======== Given data

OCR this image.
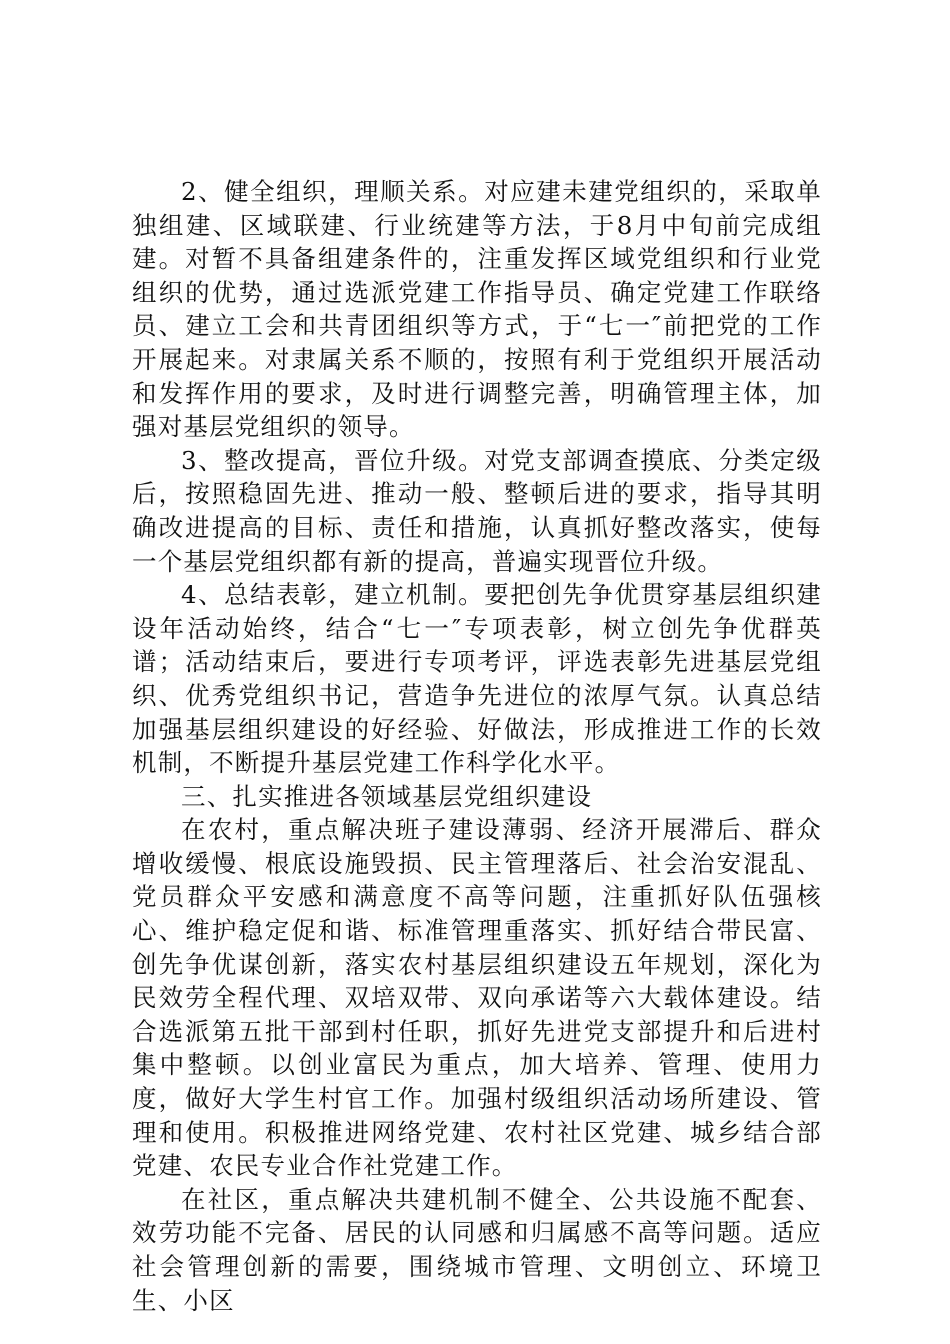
2、健全组织，理顺关系。对应建未建党组织的，采取单独组建、区域联建、行业统建等方法，于8月中旬前完成组建。对暂不具备组建条件的，注重发挥区域党组织和行业党组织的优势，通过选派党建工作指导员、确定党建工作联络员、建立工会和共青团组织等方式，于“七一″前把党的工作开展起来。对隶属关系不顺的，按照有利于党组织开展活动和发挥作用的要求，及时进行调整完善，明确管理主体，加强对基层党组织的领导。

3、整改提高，晋位升级。对党支部调查摸底、分类定级后，按照稳固先进、推动一般、整顿后进的要求，指导其明确改进提高的目标、责任和措施，认真抓好整改落实，使每一个基层党组织都有新的提高，普遍实现晋位升级。

4、总结表彰，建立机制。要把创先争优贯穿基层组织建设年活动始终，结合“七一″专项表彰，树立创先争优群英谱；活动结束后，要进行专项考评，评选表彰先进基层党组织、优秀党组织书记，营造争先进位的浓厚气氛。认真总结加强基层组织建设的好经验、好做法，形成推进工作的长效机制，不断提升基层党建工作科学化水平。

三、扎实推进各领域基层党组织建设

在农村，重点解决班子建设薄弱、经济开展滞后、群众增收缓慢、根底设施毁损、民主管理落后、社会治安混乱、党员群众平安感和满意度不高等问题，注重抓好队伍强核心、维护稳定促和谐、标准管理重落实、抓好结合带民富、创先争优谋创新，落实农村基层组织建设五年规划，深化为民效劳全程代理、双培双带、双向承诺等六大载体建设。结合选派第五批干部到村任职，抓好先进党支部提升和后进村集中整顿。以创业富民为重点，加大培养、管理、使用力度，做好大学生村官工作。加强村级组织活动场所建设、管理和使用。积极推进网络党建、农村社区党建、城乡结合部党建、农民专业合作社党建工作。

在社区，重点解决共建机制不健全、公共设施不配套、效劳功能不完备、居民的认同感和归属感不高等问题。适应社会管理创新的需要，围绕城市管理、文明创立、环境卫生、小区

================

All of the material above needs to be restated exactly, with no pictures.

OCR this image.
2、健全组织，理顺关系。对应建未建党组织的，采取单独组建、区域联建、行业统建等方法，于8月中旬前完成组建。对暂不具备组建条件的，注重发挥区域党组织和行业党组织的优势，通过选派党建工作指导员、确定党建工作联络员、建立工会和共青团组织等方式，于“七一″前把党的工作开展起来。对隶属关系不顺的，按照有利于党组织开展活动和发挥作用的要求，及时进行调整完善，明确管理主体，加强对基层党组织的领导。

3、整改提高，晋位升级。对党支部调查摸底、分类定级后，按照稳固先进、推动一般、整顿后进的要求，指导其明确改进提高的目标、责任和措施，认真抓好整改落实，使每一个基层党组织都有新的提高，普遍实现晋位升级。

4、总结表彰，建立机制。要把创先争优贯穿基层组织建设年活动始终，结合“七一″专项表彰，树立创先争优群英谱；活动结束后，要进行专项考评，评选表彰先进基层党组织、优秀党组织书记，营造争先进位的浓厚气氛。认真总结加强基层组织建设的好经验、好做法，形成推进工作的长效机制，不断提升基层党建工作科学化水平。

三、扎实推进各领域基层党组织建设

在农村，重点解决班子建设薄弱、经济开展滞后、群众增收缓慢、根底设施毁损、民主管理落后、社会治安混乱、党员群众平安感和满意度不高等问题，注重抓好队伍强核心、维护稳定促和谐、标准管理重落实、抓好结合带民富、创先争优谋创新，落实农村基层组织建设五年规划，深化为民效劳全程代理、双培双带、双向承诺等六大载体建设。结合选派第五批干部到村任职，抓好先进党支部提升和后进村集中整顿。以创业富民为重点，加大培养、管理、使用力度，做好大学生村官工作。加强村级组织活动场所建设、管理和使用。积极推进网络党建、农村社区党建、城乡结合部党建、农民专业合作社党建工作。

在社区，重点解决共建机制不健全、公共设施不配套、效劳功能不完备、居民的认同感和归属感不高等问题。适应社会管理创新的需要，围绕城市管理、文明创立、环境卫生、小区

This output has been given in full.